▸ **Consigne écrite A**
Selon le texte sur la postmodernité ci-dessous, qui furent les principaux représentants de la « révolution conservatrice » ?
▸ **Consigne écrite B**
Dites si chacune des affirmations suivantes est conforme au texte sur la postmodernité ci-dessous, et justifiez chaque réponse par une citation littérale du texte. (i) En Italie, la droite connaît la défaite depuis plus d'un demi-siècle. (ii) Foreign Affairs est présentée comme une revue britannique. (iii) La vitalité de la droite qui inquiète Le Monde Diplomatique se mesure surtout en termes de suffrages.
▸ **Consigne écrite C**
Poursuivez le texte sur la postmodernité ci-dessous en reprenant juste après sa dernière phrase.

▸ **Texte fourni**
La postmodernité est une révolution conservatrice!

 

Quel corpus idéologique succédera à la droite? Affinons notre question: comme jamais la droite ne gagne les élections, sauf en Angleterre, comme elle connaît la défaite depuis plus d'un demi-siècle en Italie, sera-t-elle éliminée à tout jamais des prochains chapitres des livres d'histoire? Cette question, nombreuses sont les revues les plus autorisées de l'établissement culturel et politique du monde occidental: depuis Foreign Affairs aux Etats-Unis, très écouté au “département d'Etat”, en passant par Theory, Culture and Society en Grande-Bretagne, l'une des revues les plus attentives aux phénomènes dits “postmodernes”, jusqu'au Monde Diplomatique  de Paris, qui se pose comme l'observateur classique de la gauche en matières de politique internationale.

 

Le Monde Diplomatique  se préoccupe surtout de “la droite à la conquête des âmes”, dont la gauche semble avoir oublié de s'occuper, parce qu'elle se concentre obsessionnellement sur sa propre survie après l'écroulement du marxisme. Cette droite qui inquiète le Monde Diplomatique  est une droite dont la vitalité ne se mesure pas tant (ou pas seulement) en termes de suffrages, mais surtout en termes d'adhésions individuelles ou d'élites intellectuelles ou, plus particulièrement, de jeunes. De ce point de vue, la victoire récente des listes de droite lors des dernières élections universitaires italiennes  —même si l'on décrète dans les rangs mêmes des droites qu'il ne s'agit que d'un phénomène “qualunquiste”, “quelconque”, purement réactif, dépourvu de signification—  je crois, personnellement, qu'il s'agit d'un signal de plus, annonciateur d'une situation en mutation rapide.

 

Mais ce qui inquiète un bon nombre de politologues de gauche, ce sont les curieuses affinités qui relient la réflexion sur la postmodernité dans son ensemble au mouvement qui s'était développé dans l'Allemagne de la République de Weimar et que l'on appelle la “révolution conservatrice”, dont les principaux exposants furent Ernst Jünger, Martin Heidegger et le juriste Carl Schmitt.

▸ **Enregistrements fournis**

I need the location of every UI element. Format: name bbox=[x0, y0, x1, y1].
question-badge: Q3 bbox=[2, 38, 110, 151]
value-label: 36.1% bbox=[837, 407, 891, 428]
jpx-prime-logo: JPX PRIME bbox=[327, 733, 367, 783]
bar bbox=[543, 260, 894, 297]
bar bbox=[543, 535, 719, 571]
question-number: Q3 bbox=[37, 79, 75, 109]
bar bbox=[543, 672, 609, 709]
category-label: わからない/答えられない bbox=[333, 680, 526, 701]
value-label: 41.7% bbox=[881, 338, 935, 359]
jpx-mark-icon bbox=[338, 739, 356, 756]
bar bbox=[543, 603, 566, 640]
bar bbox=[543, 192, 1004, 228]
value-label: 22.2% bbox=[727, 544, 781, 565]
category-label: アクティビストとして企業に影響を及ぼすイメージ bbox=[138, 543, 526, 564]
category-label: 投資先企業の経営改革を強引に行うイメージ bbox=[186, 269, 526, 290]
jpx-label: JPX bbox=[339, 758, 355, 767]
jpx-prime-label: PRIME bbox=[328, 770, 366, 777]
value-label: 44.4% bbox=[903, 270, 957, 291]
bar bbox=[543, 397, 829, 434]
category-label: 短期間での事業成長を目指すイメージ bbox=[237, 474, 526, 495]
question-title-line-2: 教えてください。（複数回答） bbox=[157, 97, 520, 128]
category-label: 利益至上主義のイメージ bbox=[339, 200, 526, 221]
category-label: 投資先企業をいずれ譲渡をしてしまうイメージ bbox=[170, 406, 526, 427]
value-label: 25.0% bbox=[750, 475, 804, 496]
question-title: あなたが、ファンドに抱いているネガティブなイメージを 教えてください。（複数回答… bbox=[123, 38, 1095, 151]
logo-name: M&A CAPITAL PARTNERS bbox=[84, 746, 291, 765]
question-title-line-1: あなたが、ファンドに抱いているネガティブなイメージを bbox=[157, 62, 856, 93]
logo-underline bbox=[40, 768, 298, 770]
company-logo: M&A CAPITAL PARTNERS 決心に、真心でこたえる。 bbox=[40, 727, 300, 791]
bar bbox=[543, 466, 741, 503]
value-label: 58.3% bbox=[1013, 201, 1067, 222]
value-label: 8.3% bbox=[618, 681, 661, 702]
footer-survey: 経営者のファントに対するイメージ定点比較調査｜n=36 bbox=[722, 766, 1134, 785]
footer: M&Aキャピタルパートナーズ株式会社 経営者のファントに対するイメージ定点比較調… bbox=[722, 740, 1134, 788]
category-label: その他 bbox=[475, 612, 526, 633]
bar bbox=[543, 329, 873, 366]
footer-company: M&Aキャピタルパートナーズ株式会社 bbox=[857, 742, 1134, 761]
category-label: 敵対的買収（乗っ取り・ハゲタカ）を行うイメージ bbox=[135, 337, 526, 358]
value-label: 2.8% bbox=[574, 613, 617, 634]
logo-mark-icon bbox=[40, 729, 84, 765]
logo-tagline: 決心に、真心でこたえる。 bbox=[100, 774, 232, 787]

▸ **Réponse de l'exercice A**
Ses principaux représentants furent Ernst Jünger, Martin Heidegger et le juriste Carl Schmitt.

▸ **Réponse de l'exercice B**
(i) Oui : « elle connaît la défaite depuis plus d'un demi-siècle en Italie ».
(ii) Non : « depuis Foreign Affairs aux Etats-Unis ».
(iii) Non : « ne se mesure pas tant (ou pas seulement) en termes de suffrages, mais surtout en termes d'adhésions individuelles ou d'élites intellectuelles ou, plus particulièrement, de jeunes ».

▸ **Réponse de l'exercice C**
Quels sont les indices qui nous permettent de dire que la “révolution conservatrice” est de retour? Goran Dahl, professeur de sociologie à l'Université de Lund en Suède, vient de consacrer un long essai sur cette question dans la revue Theory, Culture and Society. L'un des principaux indices permettant de poser l'analogie “révolution conservatrice”/“postmodernité” est la valorisation accordée à la technologie, perçue comme l'instrument parfait pour se libérer du “vieil ordre”, ainsi que des classes dirigeantes incapables et corrompues qui l'expriment. Du temps de la “révolution conservatrice”, Ernst Jünger avait fait du “Travailleur” le héros des nouvelles technologies destinées à changer le monde. Cette option “technique” avait grandement irrité les proto-nazis (on a trouvé la phrase suivante dans l'une de leurs publications mineures: «Jünger se rapproche de la zone des balles dans la nuque»), tout comme les sociaux-démocrates, désorientés par cette figure d'un “Travailleur” si peu marxiste, plus passionné par la guerre que par l'économie.

 

Aujourd'hui, à l'âge postmoderne, c'est quelque chose de très semblable qui se passe: la technologie et l'informatique constituent la grande ligne de partage entre ceux qui parient sur les “temps nouveaux” et sont prêts à courir des risques et à se lancer dans l'aventure, d'une part, et ceux qui, à droite mais surtout à gauche, dressent haut la bannière de la “vieille” modernité contre la postmodernité hypertechnologique. Ces partisans conservateurs et frileux de la “vieille modernité” accusent par exemple Internet de tous les maux imaginables: la guerre, l'effondrement de la religion ou la prolifération des religiosités alternatives et irrationnelles, la pédophilie, etc. Mais Internet est surtout utilisé ouvertement comme instrument pour rassembler des informations sur les mouvements affirmant les identités traditionnelles (culturelles, religieuses, nationales) et, de ce fait, proches des principes qu'avait affirmés jadis la “révolution conservatrice”.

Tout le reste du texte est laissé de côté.